Lines of data

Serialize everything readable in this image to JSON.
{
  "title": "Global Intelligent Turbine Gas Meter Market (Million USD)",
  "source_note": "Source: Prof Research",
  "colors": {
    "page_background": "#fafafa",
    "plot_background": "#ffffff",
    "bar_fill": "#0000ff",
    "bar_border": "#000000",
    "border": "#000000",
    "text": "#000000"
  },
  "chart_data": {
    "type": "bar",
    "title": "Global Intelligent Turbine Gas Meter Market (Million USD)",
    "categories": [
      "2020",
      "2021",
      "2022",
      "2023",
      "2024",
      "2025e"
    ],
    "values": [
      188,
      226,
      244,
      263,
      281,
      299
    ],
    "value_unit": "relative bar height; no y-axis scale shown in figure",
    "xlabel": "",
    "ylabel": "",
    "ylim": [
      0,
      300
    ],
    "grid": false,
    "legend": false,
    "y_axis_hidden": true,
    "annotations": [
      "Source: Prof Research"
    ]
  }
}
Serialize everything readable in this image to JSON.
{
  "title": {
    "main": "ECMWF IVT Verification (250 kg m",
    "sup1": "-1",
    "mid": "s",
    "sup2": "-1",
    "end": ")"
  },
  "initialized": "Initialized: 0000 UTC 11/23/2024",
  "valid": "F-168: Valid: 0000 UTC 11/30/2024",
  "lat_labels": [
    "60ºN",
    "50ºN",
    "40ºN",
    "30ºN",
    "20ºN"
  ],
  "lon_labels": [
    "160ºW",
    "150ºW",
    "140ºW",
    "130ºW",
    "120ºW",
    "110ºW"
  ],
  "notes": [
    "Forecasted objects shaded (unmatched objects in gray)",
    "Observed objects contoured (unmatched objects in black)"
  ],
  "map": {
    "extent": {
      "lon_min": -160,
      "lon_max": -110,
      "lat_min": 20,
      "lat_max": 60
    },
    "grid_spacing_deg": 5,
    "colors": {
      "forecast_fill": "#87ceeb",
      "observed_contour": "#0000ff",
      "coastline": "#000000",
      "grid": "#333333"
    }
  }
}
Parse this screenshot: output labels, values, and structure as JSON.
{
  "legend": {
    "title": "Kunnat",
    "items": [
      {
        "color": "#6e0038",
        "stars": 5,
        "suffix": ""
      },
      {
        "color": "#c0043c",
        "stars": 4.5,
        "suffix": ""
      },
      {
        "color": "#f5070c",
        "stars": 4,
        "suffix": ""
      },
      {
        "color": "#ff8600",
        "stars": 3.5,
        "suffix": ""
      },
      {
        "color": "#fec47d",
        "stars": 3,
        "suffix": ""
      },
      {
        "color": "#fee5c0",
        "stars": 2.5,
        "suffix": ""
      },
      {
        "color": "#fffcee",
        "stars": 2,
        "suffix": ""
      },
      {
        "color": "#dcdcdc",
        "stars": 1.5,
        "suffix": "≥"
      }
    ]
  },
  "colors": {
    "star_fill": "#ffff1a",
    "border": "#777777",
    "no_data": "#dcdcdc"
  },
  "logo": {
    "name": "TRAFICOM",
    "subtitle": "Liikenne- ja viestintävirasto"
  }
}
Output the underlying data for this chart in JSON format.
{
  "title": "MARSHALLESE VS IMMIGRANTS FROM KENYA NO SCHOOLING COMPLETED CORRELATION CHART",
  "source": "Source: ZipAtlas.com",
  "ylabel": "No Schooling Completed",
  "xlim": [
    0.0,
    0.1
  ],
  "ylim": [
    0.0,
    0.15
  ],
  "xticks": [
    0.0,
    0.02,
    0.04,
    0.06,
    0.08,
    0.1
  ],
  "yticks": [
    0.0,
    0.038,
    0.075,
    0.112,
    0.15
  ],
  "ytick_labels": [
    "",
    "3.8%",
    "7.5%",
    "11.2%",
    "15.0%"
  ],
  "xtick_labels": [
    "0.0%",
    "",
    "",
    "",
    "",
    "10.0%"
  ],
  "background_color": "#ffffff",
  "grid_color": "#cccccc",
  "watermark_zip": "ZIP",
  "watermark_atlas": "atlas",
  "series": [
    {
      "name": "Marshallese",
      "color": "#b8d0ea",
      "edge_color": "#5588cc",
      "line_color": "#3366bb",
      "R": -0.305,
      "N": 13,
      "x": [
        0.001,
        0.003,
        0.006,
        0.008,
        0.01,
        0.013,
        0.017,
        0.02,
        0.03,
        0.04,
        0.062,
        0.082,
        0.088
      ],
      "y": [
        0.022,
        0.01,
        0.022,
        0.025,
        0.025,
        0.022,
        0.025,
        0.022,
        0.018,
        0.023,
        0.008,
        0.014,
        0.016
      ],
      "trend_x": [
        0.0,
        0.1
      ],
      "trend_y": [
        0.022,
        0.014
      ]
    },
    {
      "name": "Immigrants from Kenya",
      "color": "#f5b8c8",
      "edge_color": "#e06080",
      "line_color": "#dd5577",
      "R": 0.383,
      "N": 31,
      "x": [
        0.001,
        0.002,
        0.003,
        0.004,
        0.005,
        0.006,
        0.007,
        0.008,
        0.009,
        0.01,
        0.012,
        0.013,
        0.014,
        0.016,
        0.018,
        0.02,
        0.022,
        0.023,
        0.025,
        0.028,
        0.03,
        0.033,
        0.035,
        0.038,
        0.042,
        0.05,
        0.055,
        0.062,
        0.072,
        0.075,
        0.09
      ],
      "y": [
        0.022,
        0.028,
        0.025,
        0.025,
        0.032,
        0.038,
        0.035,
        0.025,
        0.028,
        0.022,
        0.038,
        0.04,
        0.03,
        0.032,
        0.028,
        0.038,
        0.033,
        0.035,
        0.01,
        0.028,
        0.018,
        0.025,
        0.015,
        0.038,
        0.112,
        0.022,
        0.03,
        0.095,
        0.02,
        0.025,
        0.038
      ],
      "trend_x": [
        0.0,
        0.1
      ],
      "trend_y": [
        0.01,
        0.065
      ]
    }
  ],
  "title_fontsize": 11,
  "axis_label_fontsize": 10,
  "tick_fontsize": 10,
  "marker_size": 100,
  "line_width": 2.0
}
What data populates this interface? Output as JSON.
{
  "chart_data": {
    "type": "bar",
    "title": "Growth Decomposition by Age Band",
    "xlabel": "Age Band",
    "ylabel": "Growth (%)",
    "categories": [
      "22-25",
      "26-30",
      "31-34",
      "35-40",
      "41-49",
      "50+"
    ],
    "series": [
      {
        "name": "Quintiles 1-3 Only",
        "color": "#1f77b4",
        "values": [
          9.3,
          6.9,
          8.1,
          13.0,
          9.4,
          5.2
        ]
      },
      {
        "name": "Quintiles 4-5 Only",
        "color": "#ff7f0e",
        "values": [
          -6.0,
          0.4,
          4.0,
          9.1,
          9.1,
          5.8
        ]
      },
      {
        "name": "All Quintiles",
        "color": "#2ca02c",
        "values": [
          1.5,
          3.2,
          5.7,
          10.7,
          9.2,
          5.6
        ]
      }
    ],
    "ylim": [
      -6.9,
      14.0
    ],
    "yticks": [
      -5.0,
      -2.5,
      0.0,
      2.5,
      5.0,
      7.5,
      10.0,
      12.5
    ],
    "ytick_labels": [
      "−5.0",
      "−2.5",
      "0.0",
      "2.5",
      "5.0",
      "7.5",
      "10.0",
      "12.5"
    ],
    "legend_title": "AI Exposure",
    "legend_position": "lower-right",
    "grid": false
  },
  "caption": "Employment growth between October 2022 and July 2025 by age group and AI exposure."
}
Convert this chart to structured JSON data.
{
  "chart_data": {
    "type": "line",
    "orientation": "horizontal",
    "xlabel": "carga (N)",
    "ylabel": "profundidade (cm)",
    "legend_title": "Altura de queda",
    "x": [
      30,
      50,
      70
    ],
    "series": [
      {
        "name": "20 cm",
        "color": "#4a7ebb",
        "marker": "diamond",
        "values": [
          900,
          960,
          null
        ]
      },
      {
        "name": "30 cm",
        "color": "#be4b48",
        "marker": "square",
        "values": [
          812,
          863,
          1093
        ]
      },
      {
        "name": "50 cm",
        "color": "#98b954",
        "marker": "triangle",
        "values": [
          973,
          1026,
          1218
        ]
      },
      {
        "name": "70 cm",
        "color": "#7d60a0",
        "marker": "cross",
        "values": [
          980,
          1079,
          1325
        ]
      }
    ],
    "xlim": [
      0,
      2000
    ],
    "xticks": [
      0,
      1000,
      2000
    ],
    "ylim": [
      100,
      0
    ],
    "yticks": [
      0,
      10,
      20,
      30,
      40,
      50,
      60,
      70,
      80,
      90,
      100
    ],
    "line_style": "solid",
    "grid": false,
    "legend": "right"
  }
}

What you need to do
Pull every line containing the word "Market" out of the material.

Written response
  "title": "Global Intelligent Turbine Gas Meter Market (Million USD)",
    "title": "Global Intelligent Turbine Gas Meter Market (Million USD)",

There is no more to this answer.